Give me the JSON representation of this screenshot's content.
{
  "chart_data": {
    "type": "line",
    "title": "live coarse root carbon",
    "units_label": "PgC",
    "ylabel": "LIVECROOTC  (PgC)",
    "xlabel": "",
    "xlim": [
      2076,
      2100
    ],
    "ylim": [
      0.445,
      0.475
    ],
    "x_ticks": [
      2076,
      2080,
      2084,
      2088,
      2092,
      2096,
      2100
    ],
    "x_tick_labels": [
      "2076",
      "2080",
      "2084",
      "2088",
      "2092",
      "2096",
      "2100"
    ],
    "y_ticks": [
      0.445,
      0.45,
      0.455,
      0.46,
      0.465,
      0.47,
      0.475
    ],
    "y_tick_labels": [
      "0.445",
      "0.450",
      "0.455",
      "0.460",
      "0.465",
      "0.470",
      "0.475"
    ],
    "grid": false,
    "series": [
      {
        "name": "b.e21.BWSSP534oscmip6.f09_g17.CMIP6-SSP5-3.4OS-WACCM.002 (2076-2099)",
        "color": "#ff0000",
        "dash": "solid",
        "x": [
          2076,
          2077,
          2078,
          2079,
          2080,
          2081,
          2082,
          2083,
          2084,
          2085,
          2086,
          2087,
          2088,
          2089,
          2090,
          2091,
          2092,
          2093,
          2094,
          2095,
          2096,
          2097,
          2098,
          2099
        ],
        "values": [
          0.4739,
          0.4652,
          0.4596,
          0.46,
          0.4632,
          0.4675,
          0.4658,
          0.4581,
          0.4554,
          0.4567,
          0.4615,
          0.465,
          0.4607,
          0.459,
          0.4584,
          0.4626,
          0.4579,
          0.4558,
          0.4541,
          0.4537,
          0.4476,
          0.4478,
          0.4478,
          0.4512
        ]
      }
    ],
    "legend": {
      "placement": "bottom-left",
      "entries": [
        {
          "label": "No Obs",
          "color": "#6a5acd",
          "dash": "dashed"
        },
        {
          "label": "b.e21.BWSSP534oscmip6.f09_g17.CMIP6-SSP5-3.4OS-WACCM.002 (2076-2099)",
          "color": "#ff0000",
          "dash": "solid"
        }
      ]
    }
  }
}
:::
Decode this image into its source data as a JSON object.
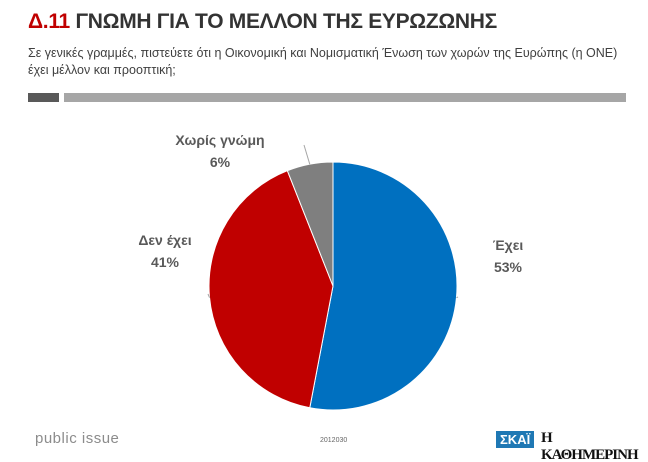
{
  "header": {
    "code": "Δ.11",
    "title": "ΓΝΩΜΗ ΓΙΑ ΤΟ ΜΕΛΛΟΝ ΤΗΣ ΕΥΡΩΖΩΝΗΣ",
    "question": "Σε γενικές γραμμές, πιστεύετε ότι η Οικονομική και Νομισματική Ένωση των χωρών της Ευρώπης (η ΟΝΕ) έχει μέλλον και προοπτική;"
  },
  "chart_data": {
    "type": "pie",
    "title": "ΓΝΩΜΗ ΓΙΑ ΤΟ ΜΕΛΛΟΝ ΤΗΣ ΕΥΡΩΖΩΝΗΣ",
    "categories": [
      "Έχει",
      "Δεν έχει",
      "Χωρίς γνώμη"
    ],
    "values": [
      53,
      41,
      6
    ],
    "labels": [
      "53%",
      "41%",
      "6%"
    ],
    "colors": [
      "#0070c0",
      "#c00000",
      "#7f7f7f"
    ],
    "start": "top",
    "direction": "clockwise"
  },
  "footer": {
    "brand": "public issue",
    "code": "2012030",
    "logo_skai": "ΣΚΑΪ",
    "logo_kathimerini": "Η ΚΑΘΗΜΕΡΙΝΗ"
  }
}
:::
PROBLEM —
Report how many lines contain "WACCM". Give nothing but the number.

FINAL RESULT —
2